[Supplied data start]

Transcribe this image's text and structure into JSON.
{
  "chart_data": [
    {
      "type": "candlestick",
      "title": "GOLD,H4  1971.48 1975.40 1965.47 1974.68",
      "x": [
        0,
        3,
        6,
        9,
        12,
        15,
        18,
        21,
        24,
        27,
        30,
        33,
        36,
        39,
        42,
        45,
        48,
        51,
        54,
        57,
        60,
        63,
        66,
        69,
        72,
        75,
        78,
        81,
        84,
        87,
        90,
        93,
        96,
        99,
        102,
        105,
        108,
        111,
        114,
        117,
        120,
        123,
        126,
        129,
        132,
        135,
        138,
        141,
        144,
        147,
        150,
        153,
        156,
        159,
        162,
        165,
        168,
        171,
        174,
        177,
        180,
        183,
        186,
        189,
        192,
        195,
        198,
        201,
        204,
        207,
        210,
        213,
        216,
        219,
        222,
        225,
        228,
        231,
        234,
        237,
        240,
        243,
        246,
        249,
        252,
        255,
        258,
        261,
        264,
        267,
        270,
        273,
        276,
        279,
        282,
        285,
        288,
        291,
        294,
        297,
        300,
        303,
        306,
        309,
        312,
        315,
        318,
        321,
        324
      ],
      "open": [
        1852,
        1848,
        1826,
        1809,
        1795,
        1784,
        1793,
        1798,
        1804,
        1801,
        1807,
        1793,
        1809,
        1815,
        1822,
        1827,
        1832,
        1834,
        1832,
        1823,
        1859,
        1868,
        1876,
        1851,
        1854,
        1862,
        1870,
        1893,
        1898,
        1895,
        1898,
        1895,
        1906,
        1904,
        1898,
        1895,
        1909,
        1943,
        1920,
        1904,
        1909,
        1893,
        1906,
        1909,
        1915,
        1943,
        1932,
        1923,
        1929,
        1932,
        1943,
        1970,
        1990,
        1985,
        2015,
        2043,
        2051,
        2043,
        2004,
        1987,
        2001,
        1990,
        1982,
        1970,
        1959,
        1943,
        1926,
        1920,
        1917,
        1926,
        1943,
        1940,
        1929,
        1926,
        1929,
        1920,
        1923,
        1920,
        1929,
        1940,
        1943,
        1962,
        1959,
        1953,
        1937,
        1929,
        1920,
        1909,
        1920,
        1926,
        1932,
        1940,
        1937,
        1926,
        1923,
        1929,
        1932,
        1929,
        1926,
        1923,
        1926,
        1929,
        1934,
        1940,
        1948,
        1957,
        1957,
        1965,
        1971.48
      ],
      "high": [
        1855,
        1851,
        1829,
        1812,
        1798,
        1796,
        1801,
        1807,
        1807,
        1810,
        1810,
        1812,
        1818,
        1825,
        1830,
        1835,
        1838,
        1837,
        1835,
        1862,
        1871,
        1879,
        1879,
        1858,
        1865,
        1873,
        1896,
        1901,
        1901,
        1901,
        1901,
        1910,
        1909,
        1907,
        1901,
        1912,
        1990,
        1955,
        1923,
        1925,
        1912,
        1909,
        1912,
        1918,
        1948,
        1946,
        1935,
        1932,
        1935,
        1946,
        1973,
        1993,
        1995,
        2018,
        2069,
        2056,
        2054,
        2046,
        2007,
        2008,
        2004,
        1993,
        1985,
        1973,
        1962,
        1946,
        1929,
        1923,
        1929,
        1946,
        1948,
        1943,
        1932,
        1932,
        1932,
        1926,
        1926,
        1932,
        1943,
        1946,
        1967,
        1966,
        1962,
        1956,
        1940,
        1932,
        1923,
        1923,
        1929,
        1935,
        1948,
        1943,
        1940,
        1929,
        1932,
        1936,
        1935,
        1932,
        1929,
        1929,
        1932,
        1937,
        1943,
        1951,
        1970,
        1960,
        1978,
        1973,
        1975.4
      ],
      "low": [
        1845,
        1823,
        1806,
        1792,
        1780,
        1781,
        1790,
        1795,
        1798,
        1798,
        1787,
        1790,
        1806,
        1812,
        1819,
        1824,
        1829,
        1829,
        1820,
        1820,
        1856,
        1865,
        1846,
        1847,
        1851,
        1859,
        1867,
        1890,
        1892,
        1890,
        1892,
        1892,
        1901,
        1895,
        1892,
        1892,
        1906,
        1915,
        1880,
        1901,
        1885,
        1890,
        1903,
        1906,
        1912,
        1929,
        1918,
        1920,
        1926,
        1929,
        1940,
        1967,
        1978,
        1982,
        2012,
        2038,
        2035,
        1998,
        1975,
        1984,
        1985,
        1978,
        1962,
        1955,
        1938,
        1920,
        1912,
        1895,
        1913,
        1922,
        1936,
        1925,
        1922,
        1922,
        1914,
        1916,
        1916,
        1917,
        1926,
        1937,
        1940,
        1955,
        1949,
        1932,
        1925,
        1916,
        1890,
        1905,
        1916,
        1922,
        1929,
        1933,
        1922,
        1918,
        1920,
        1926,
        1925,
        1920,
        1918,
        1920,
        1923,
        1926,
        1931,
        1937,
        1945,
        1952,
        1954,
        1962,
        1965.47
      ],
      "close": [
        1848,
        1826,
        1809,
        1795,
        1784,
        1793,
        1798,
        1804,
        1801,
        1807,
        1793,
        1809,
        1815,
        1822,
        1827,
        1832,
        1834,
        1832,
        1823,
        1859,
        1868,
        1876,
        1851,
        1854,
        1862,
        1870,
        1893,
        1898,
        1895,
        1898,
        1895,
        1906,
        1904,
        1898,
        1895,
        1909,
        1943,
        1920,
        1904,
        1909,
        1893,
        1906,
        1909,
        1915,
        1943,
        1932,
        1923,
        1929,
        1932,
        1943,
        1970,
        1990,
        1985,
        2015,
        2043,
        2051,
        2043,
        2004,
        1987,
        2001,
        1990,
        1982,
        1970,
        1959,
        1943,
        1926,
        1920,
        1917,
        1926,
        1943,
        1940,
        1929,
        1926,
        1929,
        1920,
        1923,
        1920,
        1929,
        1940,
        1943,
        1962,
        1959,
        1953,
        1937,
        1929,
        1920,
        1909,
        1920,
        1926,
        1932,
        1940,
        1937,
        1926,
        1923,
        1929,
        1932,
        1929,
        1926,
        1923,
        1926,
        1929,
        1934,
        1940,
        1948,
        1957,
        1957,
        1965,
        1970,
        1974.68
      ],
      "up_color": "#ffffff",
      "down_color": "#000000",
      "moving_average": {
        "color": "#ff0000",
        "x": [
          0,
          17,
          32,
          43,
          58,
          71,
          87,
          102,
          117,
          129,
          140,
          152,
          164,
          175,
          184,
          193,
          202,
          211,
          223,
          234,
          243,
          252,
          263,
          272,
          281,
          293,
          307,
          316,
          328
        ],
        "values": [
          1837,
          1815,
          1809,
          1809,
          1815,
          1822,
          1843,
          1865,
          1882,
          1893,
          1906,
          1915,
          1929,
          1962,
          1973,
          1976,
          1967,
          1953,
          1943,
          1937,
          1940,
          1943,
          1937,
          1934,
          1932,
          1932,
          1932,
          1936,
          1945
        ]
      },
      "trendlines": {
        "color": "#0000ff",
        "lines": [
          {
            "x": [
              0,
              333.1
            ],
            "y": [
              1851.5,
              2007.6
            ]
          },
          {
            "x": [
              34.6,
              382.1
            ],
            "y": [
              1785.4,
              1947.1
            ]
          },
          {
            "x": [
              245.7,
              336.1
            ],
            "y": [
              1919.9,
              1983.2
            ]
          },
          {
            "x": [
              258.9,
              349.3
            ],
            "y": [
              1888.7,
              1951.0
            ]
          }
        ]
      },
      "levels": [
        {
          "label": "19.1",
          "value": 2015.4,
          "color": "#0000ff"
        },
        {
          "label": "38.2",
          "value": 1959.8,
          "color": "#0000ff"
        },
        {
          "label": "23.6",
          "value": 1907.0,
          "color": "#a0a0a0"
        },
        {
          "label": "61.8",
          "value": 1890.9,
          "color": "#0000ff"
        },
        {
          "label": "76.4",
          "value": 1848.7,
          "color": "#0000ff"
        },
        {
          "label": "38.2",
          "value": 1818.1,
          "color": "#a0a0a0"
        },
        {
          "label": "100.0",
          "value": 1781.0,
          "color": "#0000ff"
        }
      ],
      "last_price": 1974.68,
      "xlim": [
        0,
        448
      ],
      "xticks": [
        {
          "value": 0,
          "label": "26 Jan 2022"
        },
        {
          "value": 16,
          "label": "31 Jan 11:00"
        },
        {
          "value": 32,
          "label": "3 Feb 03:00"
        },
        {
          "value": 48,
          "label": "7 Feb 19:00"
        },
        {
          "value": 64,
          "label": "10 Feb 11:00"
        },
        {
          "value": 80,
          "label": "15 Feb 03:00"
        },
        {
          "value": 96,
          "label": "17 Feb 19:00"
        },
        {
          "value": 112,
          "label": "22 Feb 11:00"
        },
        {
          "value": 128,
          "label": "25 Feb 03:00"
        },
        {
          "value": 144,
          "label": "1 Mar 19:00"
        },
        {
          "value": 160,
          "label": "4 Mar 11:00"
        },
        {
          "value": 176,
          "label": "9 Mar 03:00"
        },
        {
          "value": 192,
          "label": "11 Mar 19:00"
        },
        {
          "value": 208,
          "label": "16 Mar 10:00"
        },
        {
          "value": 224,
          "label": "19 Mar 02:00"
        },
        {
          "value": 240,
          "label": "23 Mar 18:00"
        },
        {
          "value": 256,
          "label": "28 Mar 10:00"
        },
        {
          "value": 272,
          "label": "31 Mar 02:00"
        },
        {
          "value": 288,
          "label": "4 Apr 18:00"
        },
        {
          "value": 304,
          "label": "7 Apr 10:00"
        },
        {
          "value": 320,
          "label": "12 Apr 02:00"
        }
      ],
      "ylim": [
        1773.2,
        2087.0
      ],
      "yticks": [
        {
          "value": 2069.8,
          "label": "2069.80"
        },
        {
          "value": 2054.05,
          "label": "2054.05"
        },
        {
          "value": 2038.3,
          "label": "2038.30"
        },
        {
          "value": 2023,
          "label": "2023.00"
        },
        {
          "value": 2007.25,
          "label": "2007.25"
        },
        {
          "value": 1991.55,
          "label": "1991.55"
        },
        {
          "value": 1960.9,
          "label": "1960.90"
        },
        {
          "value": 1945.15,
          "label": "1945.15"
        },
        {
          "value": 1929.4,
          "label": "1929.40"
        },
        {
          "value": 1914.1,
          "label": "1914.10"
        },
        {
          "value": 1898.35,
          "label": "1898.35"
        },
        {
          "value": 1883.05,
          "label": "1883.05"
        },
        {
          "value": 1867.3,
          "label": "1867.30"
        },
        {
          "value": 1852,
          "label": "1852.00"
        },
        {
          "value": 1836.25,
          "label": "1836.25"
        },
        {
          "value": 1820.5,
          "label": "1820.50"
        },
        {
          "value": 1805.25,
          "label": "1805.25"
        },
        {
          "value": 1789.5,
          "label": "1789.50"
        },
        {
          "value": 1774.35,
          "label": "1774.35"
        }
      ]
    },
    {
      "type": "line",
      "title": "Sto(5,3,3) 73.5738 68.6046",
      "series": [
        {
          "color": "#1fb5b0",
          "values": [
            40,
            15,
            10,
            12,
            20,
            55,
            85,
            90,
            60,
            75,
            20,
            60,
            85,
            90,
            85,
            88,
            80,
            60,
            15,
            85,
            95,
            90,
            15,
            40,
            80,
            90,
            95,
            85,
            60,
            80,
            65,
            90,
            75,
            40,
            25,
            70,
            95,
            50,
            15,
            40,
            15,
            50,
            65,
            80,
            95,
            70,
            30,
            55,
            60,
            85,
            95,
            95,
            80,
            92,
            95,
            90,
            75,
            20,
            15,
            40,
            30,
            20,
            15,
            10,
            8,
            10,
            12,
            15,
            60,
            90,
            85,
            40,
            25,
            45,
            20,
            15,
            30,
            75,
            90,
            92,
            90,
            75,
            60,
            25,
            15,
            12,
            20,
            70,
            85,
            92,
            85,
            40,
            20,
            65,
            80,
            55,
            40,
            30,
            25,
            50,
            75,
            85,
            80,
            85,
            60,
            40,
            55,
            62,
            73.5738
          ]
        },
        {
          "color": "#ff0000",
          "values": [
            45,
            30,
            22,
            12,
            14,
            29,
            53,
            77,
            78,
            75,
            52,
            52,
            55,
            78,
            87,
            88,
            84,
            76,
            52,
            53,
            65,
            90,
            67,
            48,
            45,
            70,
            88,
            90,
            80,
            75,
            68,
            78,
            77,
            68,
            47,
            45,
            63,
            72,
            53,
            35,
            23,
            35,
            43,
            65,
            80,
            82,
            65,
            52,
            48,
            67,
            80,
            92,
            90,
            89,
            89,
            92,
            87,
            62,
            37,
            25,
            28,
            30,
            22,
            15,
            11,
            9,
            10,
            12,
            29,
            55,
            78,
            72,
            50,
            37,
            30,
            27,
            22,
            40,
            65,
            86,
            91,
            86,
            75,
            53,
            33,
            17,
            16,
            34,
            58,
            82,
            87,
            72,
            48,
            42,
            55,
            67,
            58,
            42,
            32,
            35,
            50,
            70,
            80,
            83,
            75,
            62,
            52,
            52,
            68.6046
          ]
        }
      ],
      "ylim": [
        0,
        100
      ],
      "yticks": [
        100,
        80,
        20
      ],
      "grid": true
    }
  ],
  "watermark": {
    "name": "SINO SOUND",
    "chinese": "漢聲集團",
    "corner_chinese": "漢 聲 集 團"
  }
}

[Supplied data end]

» Exercise instructions: Review the preceding data and report every line that includes the string "title".

» Output for this task:
      "title": "GOLD,H4  1971.48 1975.40 1965.47 1974.68",
      "title": "Sto(5,3,3) 73.5738 68.6046",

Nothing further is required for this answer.